TASK INSTRUCTIONS — Locate every line in the records below that contains the word "range", and copy each one.

GIVEN DATA —
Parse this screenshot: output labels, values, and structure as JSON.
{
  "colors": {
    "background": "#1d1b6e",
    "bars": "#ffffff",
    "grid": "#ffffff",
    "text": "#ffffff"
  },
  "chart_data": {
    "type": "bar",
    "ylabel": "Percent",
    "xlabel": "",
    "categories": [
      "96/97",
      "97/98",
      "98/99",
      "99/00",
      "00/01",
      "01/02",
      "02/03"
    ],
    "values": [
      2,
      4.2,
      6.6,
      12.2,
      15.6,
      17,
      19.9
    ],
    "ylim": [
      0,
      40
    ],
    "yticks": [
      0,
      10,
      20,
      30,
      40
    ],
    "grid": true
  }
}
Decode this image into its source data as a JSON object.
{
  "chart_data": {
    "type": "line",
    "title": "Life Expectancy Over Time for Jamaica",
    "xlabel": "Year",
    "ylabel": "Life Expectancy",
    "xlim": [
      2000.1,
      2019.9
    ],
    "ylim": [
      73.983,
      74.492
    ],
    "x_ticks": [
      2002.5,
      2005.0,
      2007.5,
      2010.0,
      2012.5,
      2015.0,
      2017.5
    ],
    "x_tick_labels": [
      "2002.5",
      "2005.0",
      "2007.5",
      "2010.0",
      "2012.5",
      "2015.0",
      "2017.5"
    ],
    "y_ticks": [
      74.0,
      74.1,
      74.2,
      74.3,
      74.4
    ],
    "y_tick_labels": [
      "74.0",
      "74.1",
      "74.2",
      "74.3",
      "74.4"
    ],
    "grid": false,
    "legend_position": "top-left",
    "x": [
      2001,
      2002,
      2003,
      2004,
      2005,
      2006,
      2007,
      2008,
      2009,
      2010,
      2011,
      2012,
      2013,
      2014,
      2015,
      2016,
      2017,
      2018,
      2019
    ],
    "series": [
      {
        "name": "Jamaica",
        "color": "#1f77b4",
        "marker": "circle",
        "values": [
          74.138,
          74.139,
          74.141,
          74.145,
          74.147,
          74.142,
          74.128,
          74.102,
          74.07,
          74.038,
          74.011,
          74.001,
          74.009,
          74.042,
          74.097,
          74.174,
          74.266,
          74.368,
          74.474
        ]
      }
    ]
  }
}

* * *

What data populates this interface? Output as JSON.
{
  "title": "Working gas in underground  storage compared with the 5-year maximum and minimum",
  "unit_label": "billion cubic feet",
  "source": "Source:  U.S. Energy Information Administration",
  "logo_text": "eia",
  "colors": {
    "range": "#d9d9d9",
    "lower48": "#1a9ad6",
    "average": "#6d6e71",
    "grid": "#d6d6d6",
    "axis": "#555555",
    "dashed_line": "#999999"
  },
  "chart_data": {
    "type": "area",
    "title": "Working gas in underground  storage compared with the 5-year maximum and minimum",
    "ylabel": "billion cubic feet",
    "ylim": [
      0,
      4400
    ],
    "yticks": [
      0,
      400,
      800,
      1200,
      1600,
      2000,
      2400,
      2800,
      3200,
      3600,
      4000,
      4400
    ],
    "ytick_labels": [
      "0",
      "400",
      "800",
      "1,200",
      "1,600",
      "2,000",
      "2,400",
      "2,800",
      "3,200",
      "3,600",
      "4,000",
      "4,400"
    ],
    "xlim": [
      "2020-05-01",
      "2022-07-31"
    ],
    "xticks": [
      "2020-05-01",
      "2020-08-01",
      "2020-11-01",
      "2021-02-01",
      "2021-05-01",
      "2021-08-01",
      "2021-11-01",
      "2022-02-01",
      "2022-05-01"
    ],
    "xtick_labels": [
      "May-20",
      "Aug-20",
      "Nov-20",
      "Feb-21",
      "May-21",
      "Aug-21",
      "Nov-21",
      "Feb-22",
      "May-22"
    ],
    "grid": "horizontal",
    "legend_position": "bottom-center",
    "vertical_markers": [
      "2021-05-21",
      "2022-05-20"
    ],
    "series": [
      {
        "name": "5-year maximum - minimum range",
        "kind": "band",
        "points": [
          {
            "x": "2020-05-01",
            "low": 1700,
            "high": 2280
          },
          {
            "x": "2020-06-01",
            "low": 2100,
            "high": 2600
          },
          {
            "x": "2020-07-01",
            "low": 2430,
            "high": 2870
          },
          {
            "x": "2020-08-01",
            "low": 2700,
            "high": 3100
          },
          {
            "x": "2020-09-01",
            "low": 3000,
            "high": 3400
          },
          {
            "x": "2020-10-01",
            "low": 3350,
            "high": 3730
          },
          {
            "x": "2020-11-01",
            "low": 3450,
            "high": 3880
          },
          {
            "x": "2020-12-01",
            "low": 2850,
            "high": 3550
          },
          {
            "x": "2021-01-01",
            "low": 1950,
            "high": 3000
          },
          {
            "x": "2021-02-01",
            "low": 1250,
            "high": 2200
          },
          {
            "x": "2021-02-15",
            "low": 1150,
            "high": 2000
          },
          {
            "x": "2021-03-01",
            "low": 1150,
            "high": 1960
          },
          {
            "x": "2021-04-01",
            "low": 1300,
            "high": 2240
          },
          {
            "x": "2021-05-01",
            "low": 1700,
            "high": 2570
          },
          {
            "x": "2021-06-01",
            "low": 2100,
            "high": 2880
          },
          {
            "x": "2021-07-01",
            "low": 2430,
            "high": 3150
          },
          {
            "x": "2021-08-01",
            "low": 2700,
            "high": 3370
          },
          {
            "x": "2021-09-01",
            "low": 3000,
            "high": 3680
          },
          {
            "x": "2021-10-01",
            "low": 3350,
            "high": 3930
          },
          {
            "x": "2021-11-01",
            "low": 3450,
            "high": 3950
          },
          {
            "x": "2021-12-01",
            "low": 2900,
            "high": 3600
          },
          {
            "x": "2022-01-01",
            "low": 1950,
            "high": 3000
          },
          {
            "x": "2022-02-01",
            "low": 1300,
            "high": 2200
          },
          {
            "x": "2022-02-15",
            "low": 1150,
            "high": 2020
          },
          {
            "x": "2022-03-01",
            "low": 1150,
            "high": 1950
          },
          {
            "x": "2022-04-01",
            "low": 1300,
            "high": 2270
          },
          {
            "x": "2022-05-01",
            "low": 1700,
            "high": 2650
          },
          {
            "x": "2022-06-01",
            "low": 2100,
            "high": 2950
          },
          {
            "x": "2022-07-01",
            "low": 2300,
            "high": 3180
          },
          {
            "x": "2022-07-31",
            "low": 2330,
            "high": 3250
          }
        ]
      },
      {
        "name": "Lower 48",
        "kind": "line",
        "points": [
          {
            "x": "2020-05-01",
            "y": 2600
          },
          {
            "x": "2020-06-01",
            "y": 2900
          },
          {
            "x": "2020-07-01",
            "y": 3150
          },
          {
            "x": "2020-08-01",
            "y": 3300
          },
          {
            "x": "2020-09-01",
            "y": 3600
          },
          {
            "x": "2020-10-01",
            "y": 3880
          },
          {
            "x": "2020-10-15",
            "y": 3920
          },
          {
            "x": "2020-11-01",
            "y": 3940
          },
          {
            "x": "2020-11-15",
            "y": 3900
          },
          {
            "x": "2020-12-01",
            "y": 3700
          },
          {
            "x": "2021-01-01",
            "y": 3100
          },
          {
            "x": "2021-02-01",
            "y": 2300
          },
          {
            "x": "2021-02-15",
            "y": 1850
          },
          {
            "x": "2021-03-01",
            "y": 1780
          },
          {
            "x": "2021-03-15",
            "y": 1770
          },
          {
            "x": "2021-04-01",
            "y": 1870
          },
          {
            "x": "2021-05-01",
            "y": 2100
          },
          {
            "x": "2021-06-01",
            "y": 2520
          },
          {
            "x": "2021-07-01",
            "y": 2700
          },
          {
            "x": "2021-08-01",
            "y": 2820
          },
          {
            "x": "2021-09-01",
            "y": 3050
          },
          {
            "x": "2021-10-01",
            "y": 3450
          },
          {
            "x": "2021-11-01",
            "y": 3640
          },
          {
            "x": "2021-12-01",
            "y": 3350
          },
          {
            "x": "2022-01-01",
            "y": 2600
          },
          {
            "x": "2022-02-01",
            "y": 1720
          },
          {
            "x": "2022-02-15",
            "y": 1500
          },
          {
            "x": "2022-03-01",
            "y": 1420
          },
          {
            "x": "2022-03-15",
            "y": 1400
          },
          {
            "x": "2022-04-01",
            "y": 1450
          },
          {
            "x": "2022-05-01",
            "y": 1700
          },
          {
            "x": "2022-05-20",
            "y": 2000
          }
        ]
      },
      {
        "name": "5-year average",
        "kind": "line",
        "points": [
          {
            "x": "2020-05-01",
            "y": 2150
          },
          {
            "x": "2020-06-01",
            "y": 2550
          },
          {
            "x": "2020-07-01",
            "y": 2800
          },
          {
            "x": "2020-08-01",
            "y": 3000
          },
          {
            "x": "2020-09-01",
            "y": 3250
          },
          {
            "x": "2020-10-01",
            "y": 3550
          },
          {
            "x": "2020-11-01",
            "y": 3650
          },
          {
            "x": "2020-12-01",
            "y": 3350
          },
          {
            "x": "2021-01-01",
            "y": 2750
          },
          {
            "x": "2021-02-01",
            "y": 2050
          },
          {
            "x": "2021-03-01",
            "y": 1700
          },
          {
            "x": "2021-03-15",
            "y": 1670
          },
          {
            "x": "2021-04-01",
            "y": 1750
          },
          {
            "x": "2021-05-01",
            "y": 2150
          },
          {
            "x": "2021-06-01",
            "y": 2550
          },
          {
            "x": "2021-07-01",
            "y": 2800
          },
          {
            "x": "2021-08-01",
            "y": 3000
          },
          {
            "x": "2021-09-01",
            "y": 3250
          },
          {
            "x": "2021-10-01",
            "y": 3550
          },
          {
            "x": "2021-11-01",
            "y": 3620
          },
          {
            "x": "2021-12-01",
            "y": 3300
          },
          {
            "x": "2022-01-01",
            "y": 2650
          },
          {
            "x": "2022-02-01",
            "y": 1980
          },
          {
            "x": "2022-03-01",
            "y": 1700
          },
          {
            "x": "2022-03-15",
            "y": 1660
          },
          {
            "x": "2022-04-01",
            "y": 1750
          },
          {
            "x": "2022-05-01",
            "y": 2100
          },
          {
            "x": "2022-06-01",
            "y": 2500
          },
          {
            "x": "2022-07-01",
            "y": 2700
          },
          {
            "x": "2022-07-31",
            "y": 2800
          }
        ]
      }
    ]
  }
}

THE ANSWER —
    "range": "#d9d9d9",
        "name": "5-year maximum - minimum range",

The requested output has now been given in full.